Brief –
Copy all lines that contain the word "diabetes".

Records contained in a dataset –
====
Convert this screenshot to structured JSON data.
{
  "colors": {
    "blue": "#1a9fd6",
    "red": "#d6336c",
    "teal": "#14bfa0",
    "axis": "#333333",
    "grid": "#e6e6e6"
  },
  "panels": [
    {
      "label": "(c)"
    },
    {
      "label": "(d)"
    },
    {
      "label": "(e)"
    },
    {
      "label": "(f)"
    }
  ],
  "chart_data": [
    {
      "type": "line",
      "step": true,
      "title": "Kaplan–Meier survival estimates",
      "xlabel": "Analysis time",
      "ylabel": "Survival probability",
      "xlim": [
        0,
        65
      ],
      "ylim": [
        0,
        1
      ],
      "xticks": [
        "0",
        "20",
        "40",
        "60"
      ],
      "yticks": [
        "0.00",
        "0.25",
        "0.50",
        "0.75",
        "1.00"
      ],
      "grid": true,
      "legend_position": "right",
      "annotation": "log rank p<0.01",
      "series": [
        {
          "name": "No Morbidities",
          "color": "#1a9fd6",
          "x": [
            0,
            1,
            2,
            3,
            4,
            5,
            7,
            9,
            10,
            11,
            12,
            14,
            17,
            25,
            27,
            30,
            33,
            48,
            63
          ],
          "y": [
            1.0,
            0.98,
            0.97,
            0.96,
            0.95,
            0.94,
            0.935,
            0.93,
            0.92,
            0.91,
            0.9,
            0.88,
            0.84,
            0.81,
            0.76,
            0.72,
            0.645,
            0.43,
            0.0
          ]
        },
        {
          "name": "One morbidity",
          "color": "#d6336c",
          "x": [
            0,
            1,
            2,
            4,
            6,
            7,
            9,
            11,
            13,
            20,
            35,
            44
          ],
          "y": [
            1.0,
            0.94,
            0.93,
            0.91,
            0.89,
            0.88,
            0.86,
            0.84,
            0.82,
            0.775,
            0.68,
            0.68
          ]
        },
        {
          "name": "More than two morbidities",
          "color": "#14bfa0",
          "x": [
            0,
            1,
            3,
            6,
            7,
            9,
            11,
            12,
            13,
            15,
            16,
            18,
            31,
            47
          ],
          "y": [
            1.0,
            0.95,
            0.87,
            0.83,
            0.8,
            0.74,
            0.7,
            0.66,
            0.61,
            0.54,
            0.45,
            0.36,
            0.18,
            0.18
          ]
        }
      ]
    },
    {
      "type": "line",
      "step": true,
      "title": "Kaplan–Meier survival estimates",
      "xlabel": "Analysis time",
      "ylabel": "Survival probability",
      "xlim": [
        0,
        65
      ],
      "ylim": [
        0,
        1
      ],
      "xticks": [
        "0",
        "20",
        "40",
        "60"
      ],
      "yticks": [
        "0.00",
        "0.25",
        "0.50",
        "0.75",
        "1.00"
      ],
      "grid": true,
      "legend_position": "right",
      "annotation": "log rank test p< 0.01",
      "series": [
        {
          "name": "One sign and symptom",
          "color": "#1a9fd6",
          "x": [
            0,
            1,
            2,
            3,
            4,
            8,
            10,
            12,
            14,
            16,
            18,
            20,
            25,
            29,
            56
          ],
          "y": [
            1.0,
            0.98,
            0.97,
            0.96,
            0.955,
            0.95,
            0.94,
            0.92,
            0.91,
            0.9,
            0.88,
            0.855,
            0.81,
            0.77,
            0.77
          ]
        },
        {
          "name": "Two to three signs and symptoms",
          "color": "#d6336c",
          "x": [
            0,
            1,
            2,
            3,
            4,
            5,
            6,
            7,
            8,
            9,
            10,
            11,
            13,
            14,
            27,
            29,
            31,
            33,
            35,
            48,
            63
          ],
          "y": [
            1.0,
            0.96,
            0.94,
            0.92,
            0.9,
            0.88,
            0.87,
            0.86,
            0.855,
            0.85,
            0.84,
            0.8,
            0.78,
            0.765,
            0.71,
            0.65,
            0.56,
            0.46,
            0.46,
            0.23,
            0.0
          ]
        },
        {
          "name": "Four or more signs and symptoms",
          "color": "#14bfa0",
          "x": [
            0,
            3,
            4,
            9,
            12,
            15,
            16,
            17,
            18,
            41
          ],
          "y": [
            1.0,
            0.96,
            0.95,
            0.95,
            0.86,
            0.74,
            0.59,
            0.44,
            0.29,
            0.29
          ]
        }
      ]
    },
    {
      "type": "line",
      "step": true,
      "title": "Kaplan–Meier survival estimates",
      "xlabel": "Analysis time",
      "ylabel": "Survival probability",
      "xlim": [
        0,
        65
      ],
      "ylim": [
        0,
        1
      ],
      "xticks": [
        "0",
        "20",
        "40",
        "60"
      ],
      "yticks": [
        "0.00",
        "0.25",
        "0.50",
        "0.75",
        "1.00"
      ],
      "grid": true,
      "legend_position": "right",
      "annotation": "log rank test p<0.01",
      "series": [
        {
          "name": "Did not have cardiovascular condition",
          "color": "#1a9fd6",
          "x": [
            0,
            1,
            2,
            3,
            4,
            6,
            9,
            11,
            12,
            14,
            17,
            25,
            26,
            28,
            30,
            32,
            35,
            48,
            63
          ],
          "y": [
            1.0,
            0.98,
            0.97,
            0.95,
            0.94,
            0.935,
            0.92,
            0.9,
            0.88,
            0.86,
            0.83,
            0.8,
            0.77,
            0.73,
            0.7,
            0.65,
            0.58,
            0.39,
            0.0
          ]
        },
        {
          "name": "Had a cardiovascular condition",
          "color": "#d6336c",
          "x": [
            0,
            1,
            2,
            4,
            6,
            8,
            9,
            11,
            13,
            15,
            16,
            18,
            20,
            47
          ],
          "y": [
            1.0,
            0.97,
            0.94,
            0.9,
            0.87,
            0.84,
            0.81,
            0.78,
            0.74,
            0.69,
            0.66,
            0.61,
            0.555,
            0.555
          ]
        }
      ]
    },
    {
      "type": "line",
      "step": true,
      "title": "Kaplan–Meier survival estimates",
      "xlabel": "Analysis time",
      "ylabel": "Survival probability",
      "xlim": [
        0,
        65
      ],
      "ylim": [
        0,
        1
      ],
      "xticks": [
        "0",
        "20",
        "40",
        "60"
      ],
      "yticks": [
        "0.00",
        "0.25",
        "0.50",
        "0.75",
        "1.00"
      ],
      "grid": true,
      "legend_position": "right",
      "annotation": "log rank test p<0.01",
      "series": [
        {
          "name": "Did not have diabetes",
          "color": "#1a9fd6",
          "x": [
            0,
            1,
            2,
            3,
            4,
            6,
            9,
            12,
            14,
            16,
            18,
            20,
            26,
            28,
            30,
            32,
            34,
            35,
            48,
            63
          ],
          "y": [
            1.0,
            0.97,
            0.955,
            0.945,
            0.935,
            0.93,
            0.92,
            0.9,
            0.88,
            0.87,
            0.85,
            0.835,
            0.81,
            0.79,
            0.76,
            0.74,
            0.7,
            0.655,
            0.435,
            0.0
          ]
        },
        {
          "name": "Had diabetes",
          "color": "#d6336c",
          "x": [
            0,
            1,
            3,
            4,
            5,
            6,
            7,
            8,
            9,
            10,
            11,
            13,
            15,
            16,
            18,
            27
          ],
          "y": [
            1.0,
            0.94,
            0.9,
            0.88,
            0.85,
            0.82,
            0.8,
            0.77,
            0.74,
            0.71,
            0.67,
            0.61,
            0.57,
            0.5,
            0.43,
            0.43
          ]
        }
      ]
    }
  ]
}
====
Solution to this task –
          "name": "Did not have diabetes",
          "name": "Had diabetes",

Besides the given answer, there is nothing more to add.